----- EXTRAIT CHOISI

France | France, Cour administrative d'appel de Versailles, 1ère chambre, 08 février 2022, 20VE00907


Vu la procédure suivante :

Procédure contentieuse antérieure :

La société Deka Investment GmbH, agissant pour le compte du fonds A-DEG-DIM-Fonds, a demandé au tribunal administratif de Montreuil de prononcer le remboursement des retenues à la source prélevées sur les dividendes de source française reçus par ce fonds au cours des années 2002 et 2003 à hauteur respectivement de 12 986,86 et de 32 538,30 euros.

Par un jugement n° 1007125 du 19 novembre 2019, le tribunal administratif de Montreuil, après avoir donné acte du désistement partiel des conclusions

aux fins de remboursement des retenues à la source prélevées sur les dividendes d...

Vu la procédure suivante :

Procédure contentieuse antérieure :

La société Deka Investment GmbH, agissant pour le compte du fonds A-DEG-DIM-Fonds, a demandé au tribunal administratif de Montreuil de prononcer le remboursement des retenues à la source prélevées sur les dividendes de source française reçus par ce fonds au cours des années 2002 et 2003 à hauteur respectivement de 12 986,86 et de 32 538,30 euros.

----------

CONSIGNES:
[1] Répondez aux questions suivantes à partir de l'extrait de l'arrêt :
(a) Quelle juridiction et quelle chambre ont rendu la décision ?
(b) Pour le compte de quel fonds la société Deka Investment GmbH agit-elle ?
(c) Quels sont le numéro et la date du jugement du tribunal administratif de Montreuil ?
[2] Reproduisez fidèlement l'extrait de l'arrêt, des mots « Par un jugement » jusqu'aux mots « les dividendes d... » inclus.
[3] Poursuivez la rédaction de l'extrait de l'arrêt après sa dernière phrase.

----- DONNÉES ENREGISTRÉES

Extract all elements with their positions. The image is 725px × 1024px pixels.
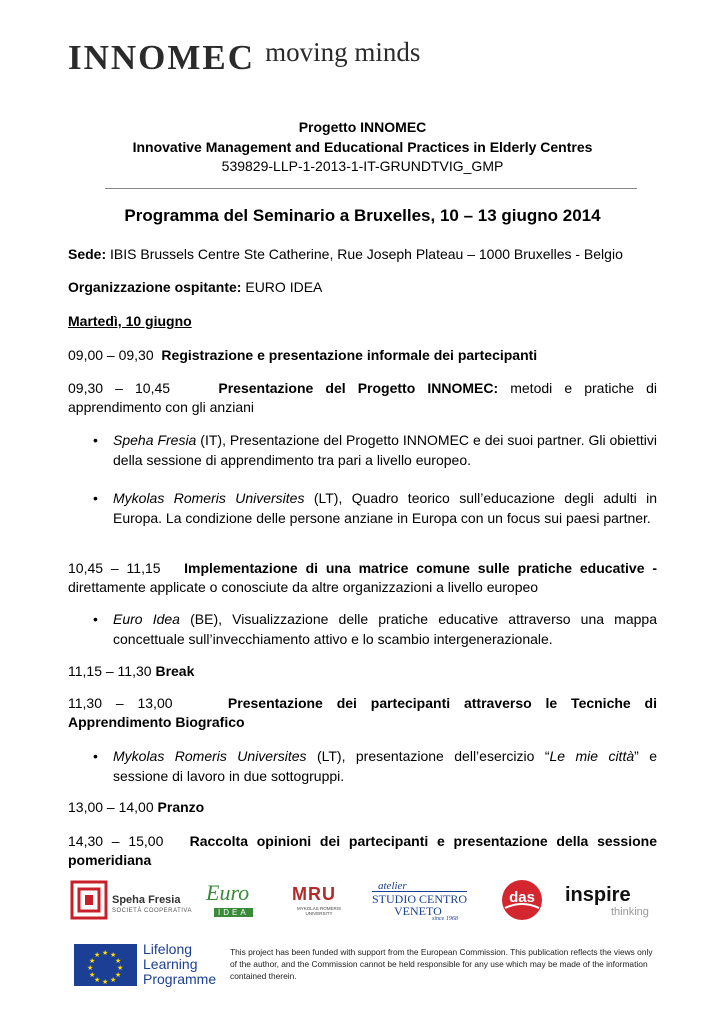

----------

CORRIGÉ:
[1]
(a) La Cour administrative d'appel de Versailles, 1ère chambre.
(b) Le fonds A-DEG-DIM-Fonds.
(c) Le jugement n° 1007125 du 19 novembre 2019.

[2]
Par un jugement n° 1007125 du 19 novembre 2019, le tribunal administratif de Montreuil, après avoir donné acte du désistement partiel des conclusions

aux fins de remboursement des retenues à la source prélevées sur les dividendes d...

[3]
Par un jugement n° 1007125 du 19 novembre 2019, le tribunal administratif de Montreuil, après avoir donné acte du désistement partiel des conclusions aux fins de remboursement des retenues à la source prélevées sur les dividendes de source française reçus au cours de l'année 2002, a rejeté le surplus de la requête.

Procédure devant la cour :

Par une requête et un mémoire, enregistrés le 19 mars 2020 et le 23 septembre 2020, la société Deka Investment GmbH, représentée par Me Robert, avocat, demande à la cour :

1° d'annuler le jugement attaqué en tant qu'il rejette le surplus des conclusions de sa demande ;

2° de prononcer le remboursement des retenues à la source d'un montant total de 32 538,30 euros prélevées sur les dividendes de source française reçus au cours de l'année 2003 ;

3° d'ordonner le versement d'intérêts moratoires afférents à ce montant en application de l'article L. 208 du livre des procédures fiscales ;

4° de mettre à la charge de l'État la somme de 1 500 euros au titre de l'article L. 761-1 du code de justice administrative ainsi que le remboursement des autres frais de procédure.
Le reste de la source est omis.